+++ DATA FOR THIS EXERCISE +++

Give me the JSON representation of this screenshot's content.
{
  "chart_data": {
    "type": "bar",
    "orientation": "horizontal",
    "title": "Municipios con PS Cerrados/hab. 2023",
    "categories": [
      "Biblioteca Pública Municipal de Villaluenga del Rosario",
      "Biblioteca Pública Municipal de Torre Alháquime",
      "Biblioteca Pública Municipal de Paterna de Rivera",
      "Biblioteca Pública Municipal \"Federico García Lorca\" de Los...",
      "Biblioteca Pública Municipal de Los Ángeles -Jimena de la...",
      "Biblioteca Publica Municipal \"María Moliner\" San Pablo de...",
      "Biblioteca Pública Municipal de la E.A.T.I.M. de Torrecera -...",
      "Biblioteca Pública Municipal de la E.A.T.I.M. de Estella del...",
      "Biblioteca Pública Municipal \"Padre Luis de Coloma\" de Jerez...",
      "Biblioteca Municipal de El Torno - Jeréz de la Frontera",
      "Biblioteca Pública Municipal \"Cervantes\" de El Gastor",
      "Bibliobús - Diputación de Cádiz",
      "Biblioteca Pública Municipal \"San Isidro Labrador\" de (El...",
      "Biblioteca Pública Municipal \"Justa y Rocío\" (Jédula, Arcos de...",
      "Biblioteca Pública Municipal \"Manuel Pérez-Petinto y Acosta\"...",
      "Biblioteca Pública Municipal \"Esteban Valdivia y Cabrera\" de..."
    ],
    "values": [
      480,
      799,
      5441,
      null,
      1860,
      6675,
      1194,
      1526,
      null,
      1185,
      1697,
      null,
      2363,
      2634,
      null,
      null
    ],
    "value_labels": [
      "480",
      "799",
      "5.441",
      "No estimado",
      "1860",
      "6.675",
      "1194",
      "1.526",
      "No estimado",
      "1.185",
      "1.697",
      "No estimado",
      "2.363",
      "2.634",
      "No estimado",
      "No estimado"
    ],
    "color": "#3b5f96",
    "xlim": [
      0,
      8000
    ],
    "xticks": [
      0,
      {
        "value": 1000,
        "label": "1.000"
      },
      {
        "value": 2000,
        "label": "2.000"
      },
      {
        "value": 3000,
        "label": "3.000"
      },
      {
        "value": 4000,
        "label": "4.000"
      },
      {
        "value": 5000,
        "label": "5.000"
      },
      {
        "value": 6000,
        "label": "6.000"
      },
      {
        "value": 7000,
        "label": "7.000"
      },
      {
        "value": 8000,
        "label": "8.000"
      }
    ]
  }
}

+++

_PROMPT_. Output every record above exactly as it appears.

_FULL RESPONSE_.
Give me the JSON representation of this screenshot's content.
{
  "chart_data": {
    "type": "bar",
    "orientation": "horizontal",
    "title": "Municipios con PS Cerrados/hab. 2023",
    "categories": [
      "Biblioteca Pública Municipal de Villaluenga del Rosario",
      "Biblioteca Pública Municipal de Torre Alháquime",
      "Biblioteca Pública Municipal de Paterna de Rivera",
      "Biblioteca Pública Municipal \"Federico García Lorca\" de Los...",
      "Biblioteca Pública Municipal de Los Ángeles -Jimena de la...",
      "Biblioteca Publica Municipal \"María Moliner\" San Pablo de...",
      "Biblioteca Pública Municipal de la E.A.T.I.M. de Torrecera -...",
      "Biblioteca Pública Municipal de la E.A.T.I.M. de Estella del...",
      "Biblioteca Pública Municipal \"Padre Luis de Coloma\" de Jerez...",
      "Biblioteca Municipal de El Torno - Jeréz de la Frontera",
      "Biblioteca Pública Municipal \"Cervantes\" de El Gastor",
      "Bibliobús - Diputación de Cádiz",
      "Biblioteca Pública Municipal \"San Isidro Labrador\" de (El...",
      "Biblioteca Pública Municipal \"Justa y Rocío\" (Jédula, Arcos de...",
      "Biblioteca Pública Municipal \"Manuel Pérez-Petinto y Acosta\"...",
      "Biblioteca Pública Municipal \"Esteban Valdivia y Cabrera\" de..."
    ],
    "values": [
      480,
      799,
      5441,
      null,
      1860,
      6675,
      1194,
      1526,
      null,
      1185,
      1697,
      null,
      2363,
      2634,
      null,
      null
    ],
    "value_labels": [
      "480",
      "799",
      "5.441",
      "No estimado",
      "1860",
      "6.675",
      "1194",
      "1.526",
      "No estimado",
      "1.185",
      "1.697",
      "No estimado",
      "2.363",
      "2.634",
      "No estimado",
      "No estimado"
    ],
    "color": "#3b5f96",
    "xlim": [
      0,
      8000
    ],
    "xticks": [
      0,
      {
        "value": 1000,
        "label": "1.000"
      },
      {
        "value": 2000,
        "label": "2.000"
      },
      {
        "value": 3000,
        "label": "3.000"
      },
      {
        "value": 4000,
        "label": "4.000"
      },
      {
        "value": 5000,
        "label": "5.000"
      },
      {
        "value": 6000,
        "label": "6.000"
      },
      {
        "value": 7000,
        "label": "7.000"
      },
      {
        "value": 8000,
        "label": "8.000"
      }
    ]
  }
}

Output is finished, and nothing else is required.